* REQUIRED TASK
Each entry below should be echoed exactly, with pictures omitted.
## BEGIN PROVIDED MATERIAL
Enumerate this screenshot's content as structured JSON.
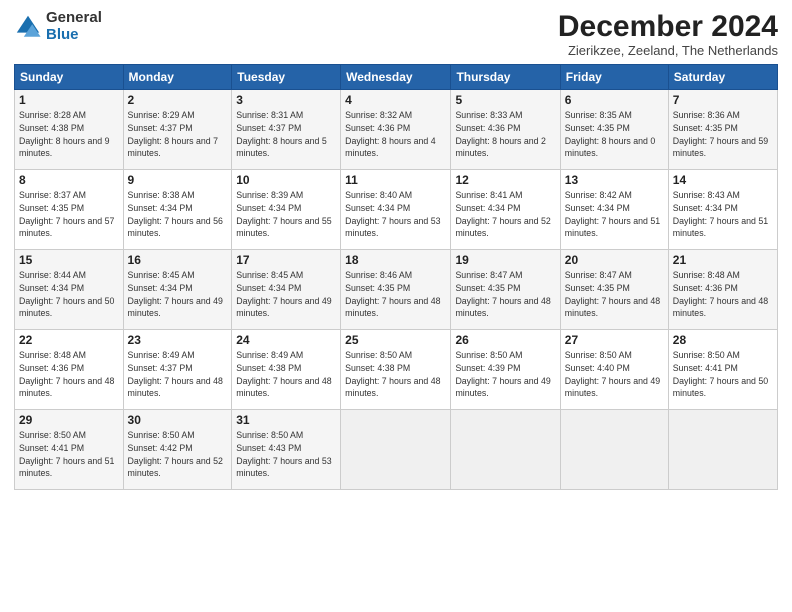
{
  "logo": {
    "general": "General",
    "blue": "Blue"
  },
  "title": "December 2024",
  "location": "Zierikzee, Zeeland, The Netherlands",
  "days_of_week": [
    "Sunday",
    "Monday",
    "Tuesday",
    "Wednesday",
    "Thursday",
    "Friday",
    "Saturday"
  ],
  "weeks": [
    [
      {
        "day": "1",
        "sunrise": "Sunrise: 8:28 AM",
        "sunset": "Sunset: 4:38 PM",
        "daylight": "Daylight: 8 hours and 9 minutes."
      },
      {
        "day": "2",
        "sunrise": "Sunrise: 8:29 AM",
        "sunset": "Sunset: 4:37 PM",
        "daylight": "Daylight: 8 hours and 7 minutes."
      },
      {
        "day": "3",
        "sunrise": "Sunrise: 8:31 AM",
        "sunset": "Sunset: 4:37 PM",
        "daylight": "Daylight: 8 hours and 5 minutes."
      },
      {
        "day": "4",
        "sunrise": "Sunrise: 8:32 AM",
        "sunset": "Sunset: 4:36 PM",
        "daylight": "Daylight: 8 hours and 4 minutes."
      },
      {
        "day": "5",
        "sunrise": "Sunrise: 8:33 AM",
        "sunset": "Sunset: 4:36 PM",
        "daylight": "Daylight: 8 hours and 2 minutes."
      },
      {
        "day": "6",
        "sunrise": "Sunrise: 8:35 AM",
        "sunset": "Sunset: 4:35 PM",
        "daylight": "Daylight: 8 hours and 0 minutes."
      },
      {
        "day": "7",
        "sunrise": "Sunrise: 8:36 AM",
        "sunset": "Sunset: 4:35 PM",
        "daylight": "Daylight: 7 hours and 59 minutes."
      }
    ],
    [
      {
        "day": "8",
        "sunrise": "Sunrise: 8:37 AM",
        "sunset": "Sunset: 4:35 PM",
        "daylight": "Daylight: 7 hours and 57 minutes."
      },
      {
        "day": "9",
        "sunrise": "Sunrise: 8:38 AM",
        "sunset": "Sunset: 4:34 PM",
        "daylight": "Daylight: 7 hours and 56 minutes."
      },
      {
        "day": "10",
        "sunrise": "Sunrise: 8:39 AM",
        "sunset": "Sunset: 4:34 PM",
        "daylight": "Daylight: 7 hours and 55 minutes."
      },
      {
        "day": "11",
        "sunrise": "Sunrise: 8:40 AM",
        "sunset": "Sunset: 4:34 PM",
        "daylight": "Daylight: 7 hours and 53 minutes."
      },
      {
        "day": "12",
        "sunrise": "Sunrise: 8:41 AM",
        "sunset": "Sunset: 4:34 PM",
        "daylight": "Daylight: 7 hours and 52 minutes."
      },
      {
        "day": "13",
        "sunrise": "Sunrise: 8:42 AM",
        "sunset": "Sunset: 4:34 PM",
        "daylight": "Daylight: 7 hours and 51 minutes."
      },
      {
        "day": "14",
        "sunrise": "Sunrise: 8:43 AM",
        "sunset": "Sunset: 4:34 PM",
        "daylight": "Daylight: 7 hours and 51 minutes."
      }
    ],
    [
      {
        "day": "15",
        "sunrise": "Sunrise: 8:44 AM",
        "sunset": "Sunset: 4:34 PM",
        "daylight": "Daylight: 7 hours and 50 minutes."
      },
      {
        "day": "16",
        "sunrise": "Sunrise: 8:45 AM",
        "sunset": "Sunset: 4:34 PM",
        "daylight": "Daylight: 7 hours and 49 minutes."
      },
      {
        "day": "17",
        "sunrise": "Sunrise: 8:45 AM",
        "sunset": "Sunset: 4:34 PM",
        "daylight": "Daylight: 7 hours and 49 minutes."
      },
      {
        "day": "18",
        "sunrise": "Sunrise: 8:46 AM",
        "sunset": "Sunset: 4:35 PM",
        "daylight": "Daylight: 7 hours and 48 minutes."
      },
      {
        "day": "19",
        "sunrise": "Sunrise: 8:47 AM",
        "sunset": "Sunset: 4:35 PM",
        "daylight": "Daylight: 7 hours and 48 minutes."
      },
      {
        "day": "20",
        "sunrise": "Sunrise: 8:47 AM",
        "sunset": "Sunset: 4:35 PM",
        "daylight": "Daylight: 7 hours and 48 minutes."
      },
      {
        "day": "21",
        "sunrise": "Sunrise: 8:48 AM",
        "sunset": "Sunset: 4:36 PM",
        "daylight": "Daylight: 7 hours and 48 minutes."
      }
    ],
    [
      {
        "day": "22",
        "sunrise": "Sunrise: 8:48 AM",
        "sunset": "Sunset: 4:36 PM",
        "daylight": "Daylight: 7 hours and 48 minutes."
      },
      {
        "day": "23",
        "sunrise": "Sunrise: 8:49 AM",
        "sunset": "Sunset: 4:37 PM",
        "daylight": "Daylight: 7 hours and 48 minutes."
      },
      {
        "day": "24",
        "sunrise": "Sunrise: 8:49 AM",
        "sunset": "Sunset: 4:38 PM",
        "daylight": "Daylight: 7 hours and 48 minutes."
      },
      {
        "day": "25",
        "sunrise": "Sunrise: 8:50 AM",
        "sunset": "Sunset: 4:38 PM",
        "daylight": "Daylight: 7 hours and 48 minutes."
      },
      {
        "day": "26",
        "sunrise": "Sunrise: 8:50 AM",
        "sunset": "Sunset: 4:39 PM",
        "daylight": "Daylight: 7 hours and 49 minutes."
      },
      {
        "day": "27",
        "sunrise": "Sunrise: 8:50 AM",
        "sunset": "Sunset: 4:40 PM",
        "daylight": "Daylight: 7 hours and 49 minutes."
      },
      {
        "day": "28",
        "sunrise": "Sunrise: 8:50 AM",
        "sunset": "Sunset: 4:41 PM",
        "daylight": "Daylight: 7 hours and 50 minutes."
      }
    ],
    [
      {
        "day": "29",
        "sunrise": "Sunrise: 8:50 AM",
        "sunset": "Sunset: 4:41 PM",
        "daylight": "Daylight: 7 hours and 51 minutes."
      },
      {
        "day": "30",
        "sunrise": "Sunrise: 8:50 AM",
        "sunset": "Sunset: 4:42 PM",
        "daylight": "Daylight: 7 hours and 52 minutes."
      },
      {
        "day": "31",
        "sunrise": "Sunrise: 8:50 AM",
        "sunset": "Sunset: 4:43 PM",
        "daylight": "Daylight: 7 hours and 53 minutes."
      },
      null,
      null,
      null,
      null
    ]
  ]
}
## END PROVIDED MATERIAL
* THE RESULT
Enumerate this screenshot's content as structured JSON.
{
  "logo": {
    "general": "General",
    "blue": "Blue"
  },
  "title": "December 2024",
  "location": "Zierikzee, Zeeland, The Netherlands",
  "days_of_week": [
    "Sunday",
    "Monday",
    "Tuesday",
    "Wednesday",
    "Thursday",
    "Friday",
    "Saturday"
  ],
  "weeks": [
    [
      {
        "day": "1",
        "sunrise": "Sunrise: 8:28 AM",
        "sunset": "Sunset: 4:38 PM",
        "daylight": "Daylight: 8 hours and 9 minutes."
      },
      {
        "day": "2",
        "sunrise": "Sunrise: 8:29 AM",
        "sunset": "Sunset: 4:37 PM",
        "daylight": "Daylight: 8 hours and 7 minutes."
      },
      {
        "day": "3",
        "sunrise": "Sunrise: 8:31 AM",
        "sunset": "Sunset: 4:37 PM",
        "daylight": "Daylight: 8 hours and 5 minutes."
      },
      {
        "day": "4",
        "sunrise": "Sunrise: 8:32 AM",
        "sunset": "Sunset: 4:36 PM",
        "daylight": "Daylight: 8 hours and 4 minutes."
      },
      {
        "day": "5",
        "sunrise": "Sunrise: 8:33 AM",
        "sunset": "Sunset: 4:36 PM",
        "daylight": "Daylight: 8 hours and 2 minutes."
      },
      {
        "day": "6",
        "sunrise": "Sunrise: 8:35 AM",
        "sunset": "Sunset: 4:35 PM",
        "daylight": "Daylight: 8 hours and 0 minutes."
      },
      {
        "day": "7",
        "sunrise": "Sunrise: 8:36 AM",
        "sunset": "Sunset: 4:35 PM",
        "daylight": "Daylight: 7 hours and 59 minutes."
      }
    ],
    [
      {
        "day": "8",
        "sunrise": "Sunrise: 8:37 AM",
        "sunset": "Sunset: 4:35 PM",
        "daylight": "Daylight: 7 hours and 57 minutes."
      },
      {
        "day": "9",
        "sunrise": "Sunrise: 8:38 AM",
        "sunset": "Sunset: 4:34 PM",
        "daylight": "Daylight: 7 hours and 56 minutes."
      },
      {
        "day": "10",
        "sunrise": "Sunrise: 8:39 AM",
        "sunset": "Sunset: 4:34 PM",
        "daylight": "Daylight: 7 hours and 55 minutes."
      },
      {
        "day": "11",
        "sunrise": "Sunrise: 8:40 AM",
        "sunset": "Sunset: 4:34 PM",
        "daylight": "Daylight: 7 hours and 53 minutes."
      },
      {
        "day": "12",
        "sunrise": "Sunrise: 8:41 AM",
        "sunset": "Sunset: 4:34 PM",
        "daylight": "Daylight: 7 hours and 52 minutes."
      },
      {
        "day": "13",
        "sunrise": "Sunrise: 8:42 AM",
        "sunset": "Sunset: 4:34 PM",
        "daylight": "Daylight: 7 hours and 51 minutes."
      },
      {
        "day": "14",
        "sunrise": "Sunrise: 8:43 AM",
        "sunset": "Sunset: 4:34 PM",
        "daylight": "Daylight: 7 hours and 51 minutes."
      }
    ],
    [
      {
        "day": "15",
        "sunrise": "Sunrise: 8:44 AM",
        "sunset": "Sunset: 4:34 PM",
        "daylight": "Daylight: 7 hours and 50 minutes."
      },
      {
        "day": "16",
        "sunrise": "Sunrise: 8:45 AM",
        "sunset": "Sunset: 4:34 PM",
        "daylight": "Daylight: 7 hours and 49 minutes."
      },
      {
        "day": "17",
        "sunrise": "Sunrise: 8:45 AM",
        "sunset": "Sunset: 4:34 PM",
        "daylight": "Daylight: 7 hours and 49 minutes."
      },
      {
        "day": "18",
        "sunrise": "Sunrise: 8:46 AM",
        "sunset": "Sunset: 4:35 PM",
        "daylight": "Daylight: 7 hours and 48 minutes."
      },
      {
        "day": "19",
        "sunrise": "Sunrise: 8:47 AM",
        "sunset": "Sunset: 4:35 PM",
        "daylight": "Daylight: 7 hours and 48 minutes."
      },
      {
        "day": "20",
        "sunrise": "Sunrise: 8:47 AM",
        "sunset": "Sunset: 4:35 PM",
        "daylight": "Daylight: 7 hours and 48 minutes."
      },
      {
        "day": "21",
        "sunrise": "Sunrise: 8:48 AM",
        "sunset": "Sunset: 4:36 PM",
        "daylight": "Daylight: 7 hours and 48 minutes."
      }
    ],
    [
      {
        "day": "22",
        "sunrise": "Sunrise: 8:48 AM",
        "sunset": "Sunset: 4:36 PM",
        "daylight": "Daylight: 7 hours and 48 minutes."
      },
      {
        "day": "23",
        "sunrise": "Sunrise: 8:49 AM",
        "sunset": "Sunset: 4:37 PM",
        "daylight": "Daylight: 7 hours and 48 minutes."
      },
      {
        "day": "24",
        "sunrise": "Sunrise: 8:49 AM",
        "sunset": "Sunset: 4:38 PM",
        "daylight": "Daylight: 7 hours and 48 minutes."
      },
      {
        "day": "25",
        "sunrise": "Sunrise: 8:50 AM",
        "sunset": "Sunset: 4:38 PM",
        "daylight": "Daylight: 7 hours and 48 minutes."
      },
      {
        "day": "26",
        "sunrise": "Sunrise: 8:50 AM",
        "sunset": "Sunset: 4:39 PM",
        "daylight": "Daylight: 7 hours and 49 minutes."
      },
      {
        "day": "27",
        "sunrise": "Sunrise: 8:50 AM",
        "sunset": "Sunset: 4:40 PM",
        "daylight": "Daylight: 7 hours and 49 minutes."
      },
      {
        "day": "28",
        "sunrise": "Sunrise: 8:50 AM",
        "sunset": "Sunset: 4:41 PM",
        "daylight": "Daylight: 7 hours and 50 minutes."
      }
    ],
    [
      {
        "day": "29",
        "sunrise": "Sunrise: 8:50 AM",
        "sunset": "Sunset: 4:41 PM",
        "daylight": "Daylight: 7 hours and 51 minutes."
      },
      {
        "day": "30",
        "sunrise": "Sunrise: 8:50 AM",
        "sunset": "Sunset: 4:42 PM",
        "daylight": "Daylight: 7 hours and 52 minutes."
      },
      {
        "day": "31",
        "sunrise": "Sunrise: 8:50 AM",
        "sunset": "Sunset: 4:43 PM",
        "daylight": "Daylight: 7 hours and 53 minutes."
      },
      null,
      null,
      null,
      null
    ]
  ]
}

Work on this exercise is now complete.